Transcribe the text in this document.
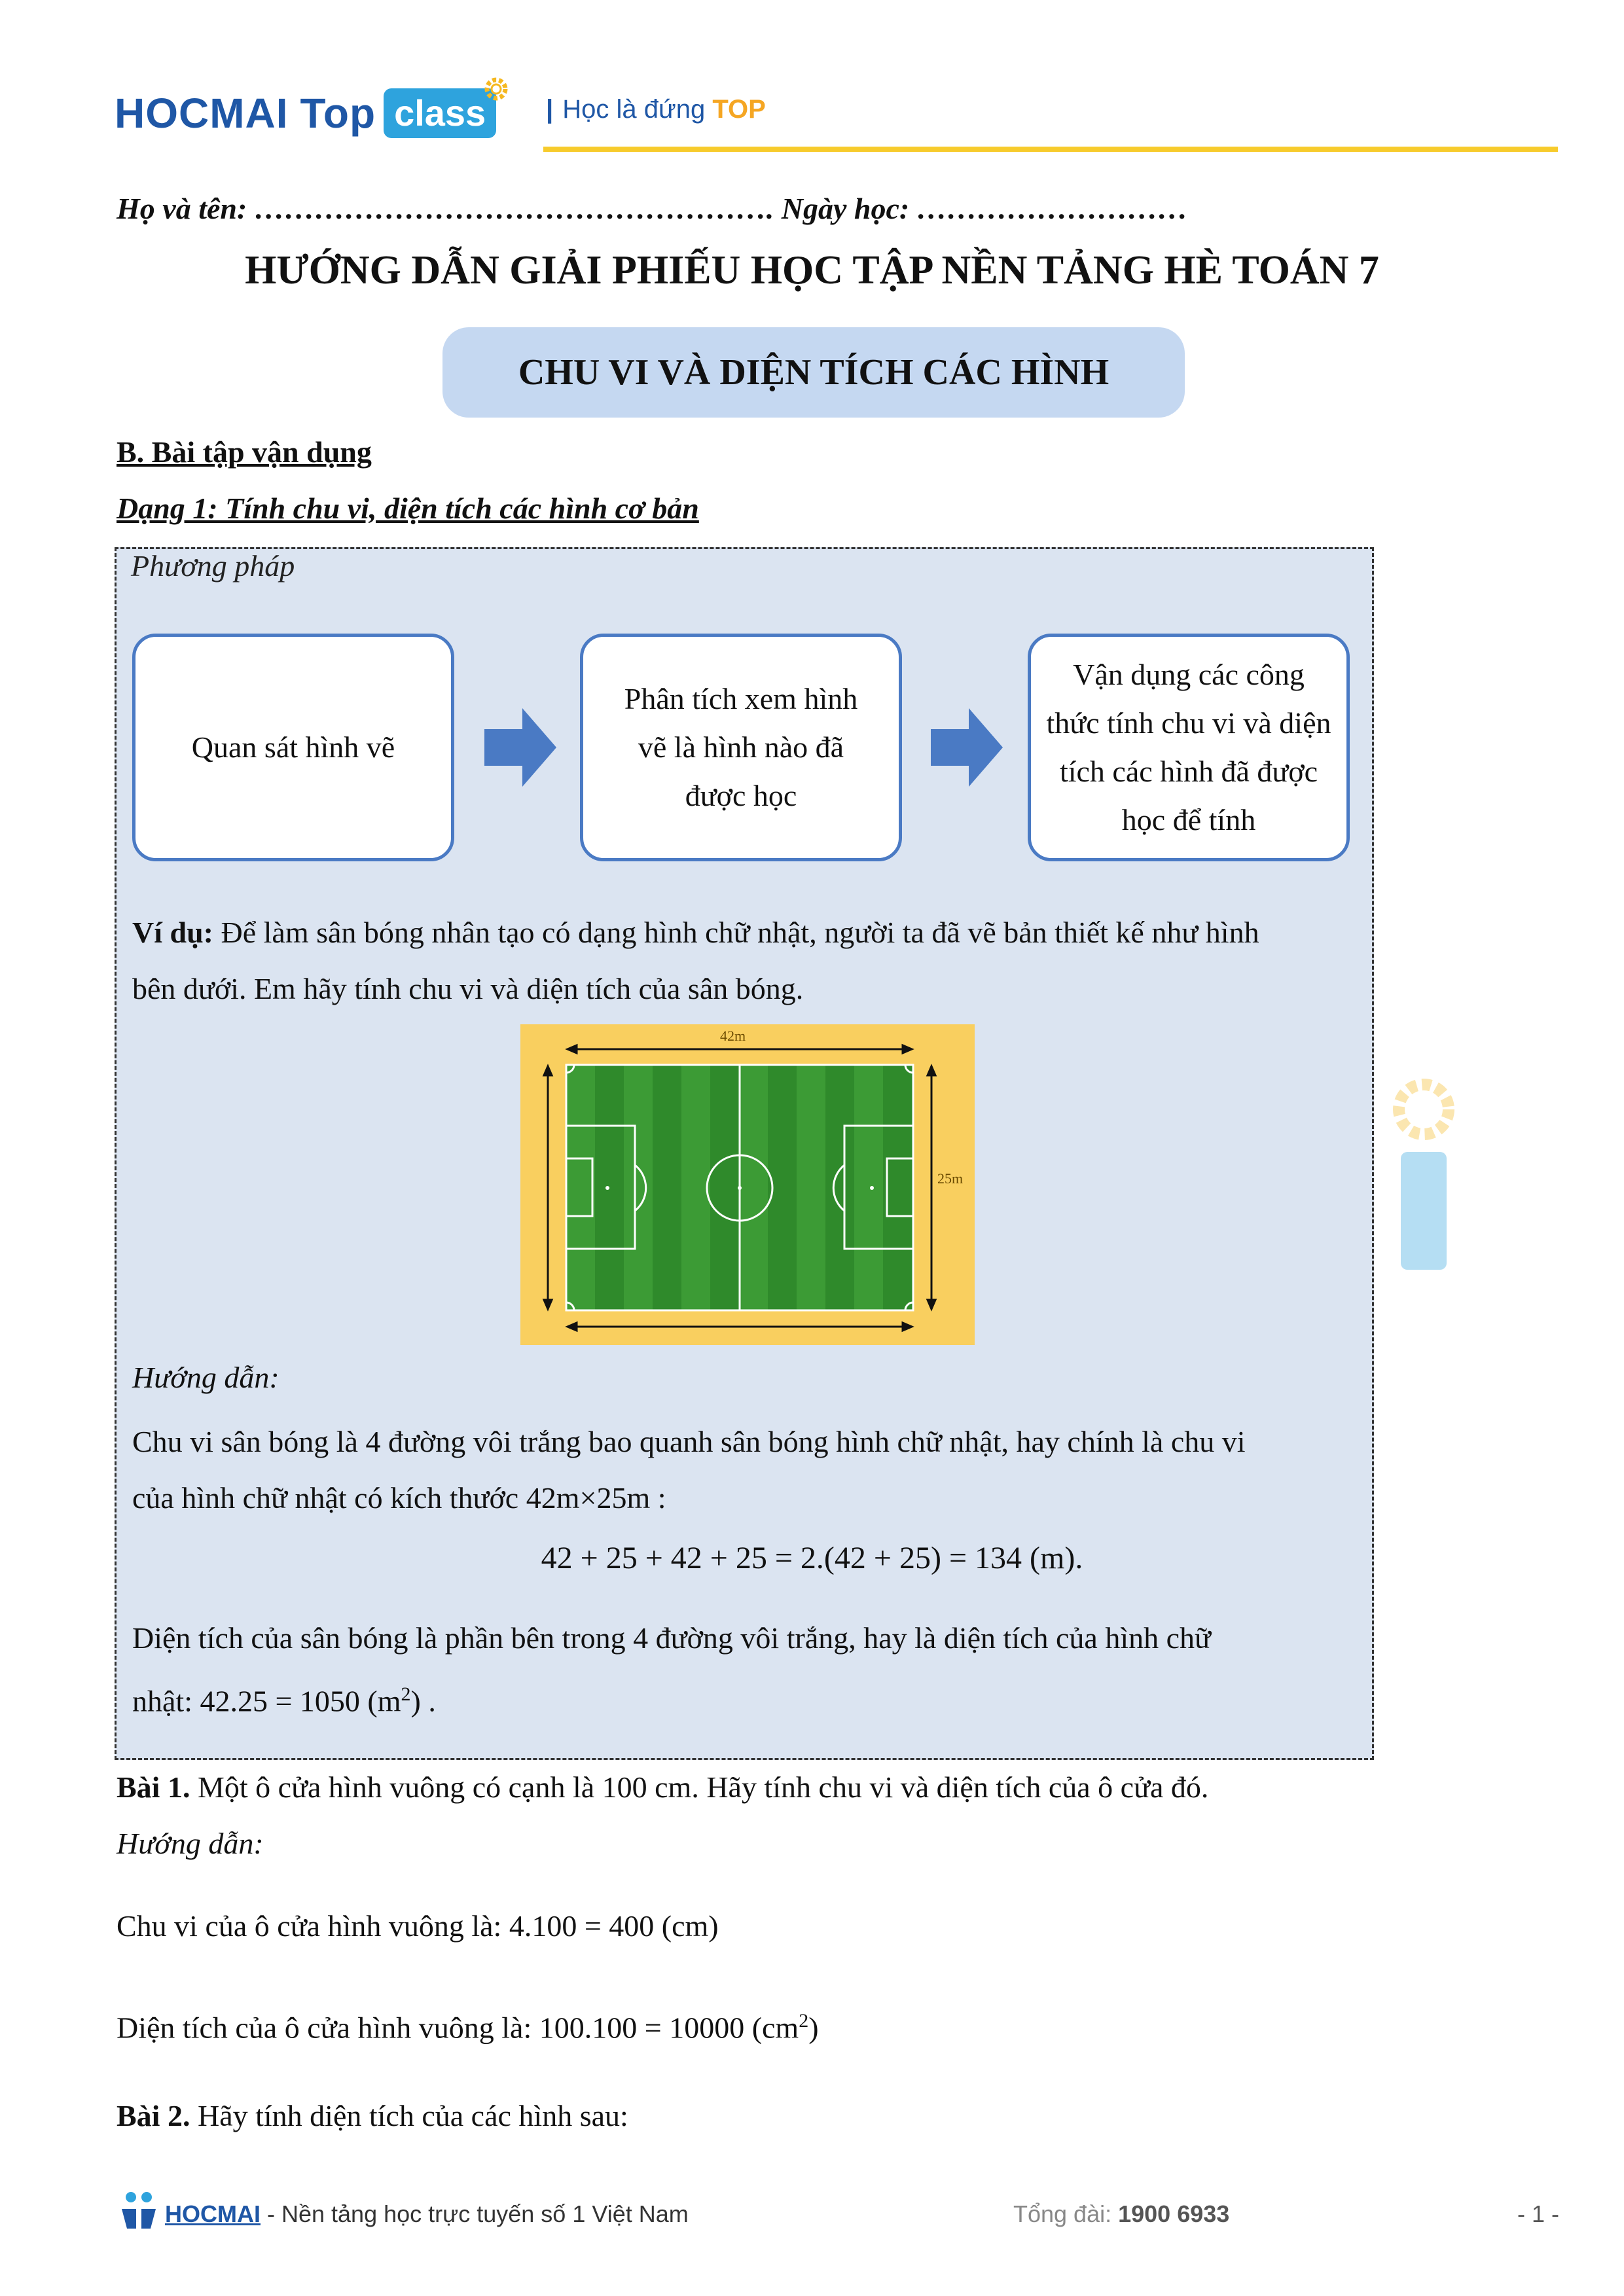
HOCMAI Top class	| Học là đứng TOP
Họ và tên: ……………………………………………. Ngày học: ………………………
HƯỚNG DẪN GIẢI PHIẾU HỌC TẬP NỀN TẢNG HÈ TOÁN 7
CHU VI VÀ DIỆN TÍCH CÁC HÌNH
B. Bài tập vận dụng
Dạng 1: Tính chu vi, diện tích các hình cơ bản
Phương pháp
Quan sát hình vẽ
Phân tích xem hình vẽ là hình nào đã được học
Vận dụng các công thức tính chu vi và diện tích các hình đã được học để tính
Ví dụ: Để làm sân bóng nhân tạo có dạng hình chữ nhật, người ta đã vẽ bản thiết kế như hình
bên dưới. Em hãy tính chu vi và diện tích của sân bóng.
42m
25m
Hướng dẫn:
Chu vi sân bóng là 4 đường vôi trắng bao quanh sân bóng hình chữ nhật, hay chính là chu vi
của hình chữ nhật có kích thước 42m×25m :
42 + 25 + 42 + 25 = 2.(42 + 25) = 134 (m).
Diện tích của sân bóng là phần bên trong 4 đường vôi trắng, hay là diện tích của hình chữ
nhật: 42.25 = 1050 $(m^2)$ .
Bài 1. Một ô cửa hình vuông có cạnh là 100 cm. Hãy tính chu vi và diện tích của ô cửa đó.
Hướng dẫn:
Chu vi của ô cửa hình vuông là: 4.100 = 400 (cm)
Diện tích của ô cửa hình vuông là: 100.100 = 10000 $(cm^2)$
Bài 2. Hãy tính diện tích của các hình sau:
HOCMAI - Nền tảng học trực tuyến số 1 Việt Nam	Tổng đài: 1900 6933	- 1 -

***

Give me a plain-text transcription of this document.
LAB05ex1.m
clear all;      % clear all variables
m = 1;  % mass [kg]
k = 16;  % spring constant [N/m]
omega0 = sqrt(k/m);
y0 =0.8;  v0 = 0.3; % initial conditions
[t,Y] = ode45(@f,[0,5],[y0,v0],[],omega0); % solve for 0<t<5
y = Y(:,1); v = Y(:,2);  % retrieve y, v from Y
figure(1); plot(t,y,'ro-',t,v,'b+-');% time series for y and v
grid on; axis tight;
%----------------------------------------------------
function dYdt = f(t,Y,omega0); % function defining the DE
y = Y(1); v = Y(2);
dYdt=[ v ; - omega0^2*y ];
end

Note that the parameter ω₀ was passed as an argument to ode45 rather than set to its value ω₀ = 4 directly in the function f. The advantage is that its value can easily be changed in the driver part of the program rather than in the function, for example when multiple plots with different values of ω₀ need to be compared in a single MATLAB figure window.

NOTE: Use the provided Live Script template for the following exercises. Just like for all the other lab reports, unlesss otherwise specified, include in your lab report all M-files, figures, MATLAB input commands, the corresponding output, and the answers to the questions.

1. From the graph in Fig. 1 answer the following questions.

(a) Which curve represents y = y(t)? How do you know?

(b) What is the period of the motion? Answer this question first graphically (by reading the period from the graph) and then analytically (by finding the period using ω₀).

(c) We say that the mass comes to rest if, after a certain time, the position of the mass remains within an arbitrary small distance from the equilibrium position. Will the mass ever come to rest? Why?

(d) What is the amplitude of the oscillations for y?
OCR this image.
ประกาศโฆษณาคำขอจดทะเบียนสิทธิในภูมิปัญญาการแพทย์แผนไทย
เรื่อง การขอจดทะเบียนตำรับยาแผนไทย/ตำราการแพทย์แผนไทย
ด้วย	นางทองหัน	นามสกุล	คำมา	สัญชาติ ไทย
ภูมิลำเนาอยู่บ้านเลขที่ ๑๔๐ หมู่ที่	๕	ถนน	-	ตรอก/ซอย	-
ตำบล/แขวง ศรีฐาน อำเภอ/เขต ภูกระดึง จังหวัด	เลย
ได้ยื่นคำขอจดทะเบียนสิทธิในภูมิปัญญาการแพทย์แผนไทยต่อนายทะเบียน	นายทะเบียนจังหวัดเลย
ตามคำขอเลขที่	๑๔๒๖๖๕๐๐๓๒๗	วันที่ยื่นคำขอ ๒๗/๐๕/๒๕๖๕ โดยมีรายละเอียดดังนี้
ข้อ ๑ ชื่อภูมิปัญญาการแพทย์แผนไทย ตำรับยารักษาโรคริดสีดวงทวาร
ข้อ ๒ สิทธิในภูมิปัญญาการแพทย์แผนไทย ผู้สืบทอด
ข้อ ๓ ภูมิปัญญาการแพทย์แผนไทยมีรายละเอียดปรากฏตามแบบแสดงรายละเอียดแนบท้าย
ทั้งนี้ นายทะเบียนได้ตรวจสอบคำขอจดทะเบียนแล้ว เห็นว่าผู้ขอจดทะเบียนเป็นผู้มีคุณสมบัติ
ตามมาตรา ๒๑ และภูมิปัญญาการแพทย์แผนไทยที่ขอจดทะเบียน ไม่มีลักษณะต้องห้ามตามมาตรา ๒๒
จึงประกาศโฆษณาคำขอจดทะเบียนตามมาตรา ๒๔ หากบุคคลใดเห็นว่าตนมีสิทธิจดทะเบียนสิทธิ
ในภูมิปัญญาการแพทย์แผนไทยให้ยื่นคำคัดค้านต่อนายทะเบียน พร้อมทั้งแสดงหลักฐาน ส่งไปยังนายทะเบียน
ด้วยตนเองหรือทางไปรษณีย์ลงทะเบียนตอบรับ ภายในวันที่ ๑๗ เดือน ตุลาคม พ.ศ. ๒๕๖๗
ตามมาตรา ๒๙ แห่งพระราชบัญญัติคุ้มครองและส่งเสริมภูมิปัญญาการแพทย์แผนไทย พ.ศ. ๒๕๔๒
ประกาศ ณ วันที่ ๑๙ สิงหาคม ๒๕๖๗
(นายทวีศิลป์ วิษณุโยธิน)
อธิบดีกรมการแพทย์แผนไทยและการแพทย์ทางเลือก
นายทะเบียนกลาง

***

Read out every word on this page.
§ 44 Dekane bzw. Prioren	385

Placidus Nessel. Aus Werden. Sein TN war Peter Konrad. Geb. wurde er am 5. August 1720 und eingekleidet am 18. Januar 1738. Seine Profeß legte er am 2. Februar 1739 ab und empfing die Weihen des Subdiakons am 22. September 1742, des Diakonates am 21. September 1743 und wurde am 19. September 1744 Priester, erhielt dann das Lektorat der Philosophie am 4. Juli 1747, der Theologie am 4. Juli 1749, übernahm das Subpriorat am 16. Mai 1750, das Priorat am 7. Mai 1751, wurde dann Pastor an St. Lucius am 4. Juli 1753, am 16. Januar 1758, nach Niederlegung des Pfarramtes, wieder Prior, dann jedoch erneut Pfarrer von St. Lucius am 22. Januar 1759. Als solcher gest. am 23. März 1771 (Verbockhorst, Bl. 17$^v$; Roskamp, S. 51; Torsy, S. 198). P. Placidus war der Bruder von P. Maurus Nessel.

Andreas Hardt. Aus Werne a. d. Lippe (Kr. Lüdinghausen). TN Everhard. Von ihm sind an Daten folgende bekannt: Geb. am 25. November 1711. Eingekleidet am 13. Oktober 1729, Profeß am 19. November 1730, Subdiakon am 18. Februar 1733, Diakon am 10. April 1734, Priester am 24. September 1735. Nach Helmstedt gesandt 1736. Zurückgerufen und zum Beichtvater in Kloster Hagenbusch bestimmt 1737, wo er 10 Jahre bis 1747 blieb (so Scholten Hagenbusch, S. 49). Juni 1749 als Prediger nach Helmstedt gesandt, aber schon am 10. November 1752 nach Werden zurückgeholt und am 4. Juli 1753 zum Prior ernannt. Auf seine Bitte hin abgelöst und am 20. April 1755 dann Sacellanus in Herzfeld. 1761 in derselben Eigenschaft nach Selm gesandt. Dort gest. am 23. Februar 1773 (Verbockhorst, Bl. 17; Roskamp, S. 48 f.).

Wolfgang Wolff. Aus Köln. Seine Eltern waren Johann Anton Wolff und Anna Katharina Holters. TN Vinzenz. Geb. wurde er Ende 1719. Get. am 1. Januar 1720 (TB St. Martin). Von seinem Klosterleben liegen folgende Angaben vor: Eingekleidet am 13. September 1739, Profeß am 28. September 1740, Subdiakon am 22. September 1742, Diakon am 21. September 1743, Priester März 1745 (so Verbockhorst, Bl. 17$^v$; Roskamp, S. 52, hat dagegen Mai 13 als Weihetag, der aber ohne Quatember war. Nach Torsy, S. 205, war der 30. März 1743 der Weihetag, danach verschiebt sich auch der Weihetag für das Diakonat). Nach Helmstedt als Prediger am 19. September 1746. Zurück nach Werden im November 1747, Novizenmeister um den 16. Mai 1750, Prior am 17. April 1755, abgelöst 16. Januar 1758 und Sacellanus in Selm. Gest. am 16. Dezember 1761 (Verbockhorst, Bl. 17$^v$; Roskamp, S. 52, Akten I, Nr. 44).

***

WRITTEN PROBLEM: Pull out each line containing the word "trắng" and copy it.

RESULT FOR THIS TASK:
Chu vi sân bóng là 4 đường vôi trắng bao quanh sân bóng hình chữ nhật, hay chính là chu vi
Diện tích của sân bóng là phần bên trong 4 đường vôi trắng, hay là diện tích của hình chữ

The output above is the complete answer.